=== Records provided ===

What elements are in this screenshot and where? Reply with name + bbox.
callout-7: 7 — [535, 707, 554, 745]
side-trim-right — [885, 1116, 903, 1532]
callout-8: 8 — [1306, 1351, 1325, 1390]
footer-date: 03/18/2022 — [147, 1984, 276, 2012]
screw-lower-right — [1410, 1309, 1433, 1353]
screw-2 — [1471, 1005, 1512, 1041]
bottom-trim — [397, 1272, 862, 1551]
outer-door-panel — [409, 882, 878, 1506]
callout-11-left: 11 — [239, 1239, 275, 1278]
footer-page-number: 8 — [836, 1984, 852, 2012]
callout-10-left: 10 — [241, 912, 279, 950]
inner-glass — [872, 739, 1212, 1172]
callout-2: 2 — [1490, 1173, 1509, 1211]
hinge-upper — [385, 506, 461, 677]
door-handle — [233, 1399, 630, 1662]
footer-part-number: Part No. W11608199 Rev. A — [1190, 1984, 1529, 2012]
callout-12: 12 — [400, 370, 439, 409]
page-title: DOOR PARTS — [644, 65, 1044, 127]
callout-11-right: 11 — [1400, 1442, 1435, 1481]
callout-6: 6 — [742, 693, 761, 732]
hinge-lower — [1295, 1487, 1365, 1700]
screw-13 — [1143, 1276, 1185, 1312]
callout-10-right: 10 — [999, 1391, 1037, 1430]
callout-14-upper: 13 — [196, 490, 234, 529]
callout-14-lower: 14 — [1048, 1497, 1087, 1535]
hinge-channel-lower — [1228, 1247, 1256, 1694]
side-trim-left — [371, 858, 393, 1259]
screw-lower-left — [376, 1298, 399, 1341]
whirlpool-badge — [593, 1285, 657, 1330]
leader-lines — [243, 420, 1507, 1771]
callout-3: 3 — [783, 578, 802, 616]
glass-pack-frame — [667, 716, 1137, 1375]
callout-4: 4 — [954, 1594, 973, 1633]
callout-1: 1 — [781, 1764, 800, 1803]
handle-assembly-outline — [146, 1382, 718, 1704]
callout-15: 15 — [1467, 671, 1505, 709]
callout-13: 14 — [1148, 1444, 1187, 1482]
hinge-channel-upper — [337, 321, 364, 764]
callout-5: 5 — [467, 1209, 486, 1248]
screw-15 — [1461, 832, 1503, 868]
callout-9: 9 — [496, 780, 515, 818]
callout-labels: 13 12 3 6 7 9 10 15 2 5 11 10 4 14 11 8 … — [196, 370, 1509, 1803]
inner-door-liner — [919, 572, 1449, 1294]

===

Objective: Pick out every line of the items above that contains the string "number".

Answer:
footer-page-number: 8 — [836, 1984, 852, 2012]
footer-part-number: Part No. W11608199 Rev. A — [1190, 1984, 1529, 2012]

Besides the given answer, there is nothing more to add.